*Your task*: Quote each record exactly, please, leaving none out.

*Dataset extract*:

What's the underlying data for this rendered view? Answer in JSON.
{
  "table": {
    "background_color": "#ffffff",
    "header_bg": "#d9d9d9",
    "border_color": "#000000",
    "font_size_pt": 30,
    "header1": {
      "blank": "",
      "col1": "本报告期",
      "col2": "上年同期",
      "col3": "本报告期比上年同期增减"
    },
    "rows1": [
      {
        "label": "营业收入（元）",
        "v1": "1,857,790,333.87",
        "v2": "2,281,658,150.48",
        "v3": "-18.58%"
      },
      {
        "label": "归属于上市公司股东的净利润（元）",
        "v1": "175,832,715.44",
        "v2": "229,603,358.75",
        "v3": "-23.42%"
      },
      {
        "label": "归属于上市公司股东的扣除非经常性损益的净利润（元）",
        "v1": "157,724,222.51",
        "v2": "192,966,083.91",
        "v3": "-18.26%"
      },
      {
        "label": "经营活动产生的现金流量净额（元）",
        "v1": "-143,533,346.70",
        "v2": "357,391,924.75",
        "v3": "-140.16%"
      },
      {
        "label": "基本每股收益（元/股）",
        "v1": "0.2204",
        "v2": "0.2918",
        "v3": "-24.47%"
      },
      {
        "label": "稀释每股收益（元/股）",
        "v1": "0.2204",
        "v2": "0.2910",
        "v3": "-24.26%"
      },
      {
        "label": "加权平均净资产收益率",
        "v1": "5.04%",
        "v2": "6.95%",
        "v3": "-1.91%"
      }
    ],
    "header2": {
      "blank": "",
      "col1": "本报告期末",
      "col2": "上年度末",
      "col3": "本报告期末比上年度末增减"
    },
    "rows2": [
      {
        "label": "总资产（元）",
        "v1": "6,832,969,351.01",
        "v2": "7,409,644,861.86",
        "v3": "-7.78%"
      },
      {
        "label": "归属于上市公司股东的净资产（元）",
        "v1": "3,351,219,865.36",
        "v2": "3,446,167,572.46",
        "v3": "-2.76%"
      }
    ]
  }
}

*Expected output*:
What's the underlying data for this rendered view? Answer in JSON.
{
  "table": {
    "background_color": "#ffffff",
    "header_bg": "#d9d9d9",
    "border_color": "#000000",
    "font_size_pt": 30,
    "header1": {
      "blank": "",
      "col1": "本报告期",
      "col2": "上年同期",
      "col3": "本报告期比上年同期增减"
    },
    "rows1": [
      {
        "label": "营业收入（元）",
        "v1": "1,857,790,333.87",
        "v2": "2,281,658,150.48",
        "v3": "-18.58%"
      },
      {
        "label": "归属于上市公司股东的净利润（元）",
        "v1": "175,832,715.44",
        "v2": "229,603,358.75",
        "v3": "-23.42%"
      },
      {
        "label": "归属于上市公司股东的扣除非经常性损益的净利润（元）",
        "v1": "157,724,222.51",
        "v2": "192,966,083.91",
        "v3": "-18.26%"
      },
      {
        "label": "经营活动产生的现金流量净额（元）",
        "v1": "-143,533,346.70",
        "v2": "357,391,924.75",
        "v3": "-140.16%"
      },
      {
        "label": "基本每股收益（元/股）",
        "v1": "0.2204",
        "v2": "0.2918",
        "v3": "-24.47%"
      },
      {
        "label": "稀释每股收益（元/股）",
        "v1": "0.2204",
        "v2": "0.2910",
        "v3": "-24.26%"
      },
      {
        "label": "加权平均净资产收益率",
        "v1": "5.04%",
        "v2": "6.95%",
        "v3": "-1.91%"
      }
    ],
    "header2": {
      "blank": "",
      "col1": "本报告期末",
      "col2": "上年度末",
      "col3": "本报告期末比上年度末增减"
    },
    "rows2": [
      {
        "label": "总资产（元）",
        "v1": "6,832,969,351.01",
        "v2": "7,409,644,861.86",
        "v3": "-7.78%"
      },
      {
        "label": "归属于上市公司股东的净资产（元）",
        "v1": "3,351,219,865.36",
        "v2": "3,446,167,572.46",
        "v3": "-2.76%"
      }
    ]
  }
}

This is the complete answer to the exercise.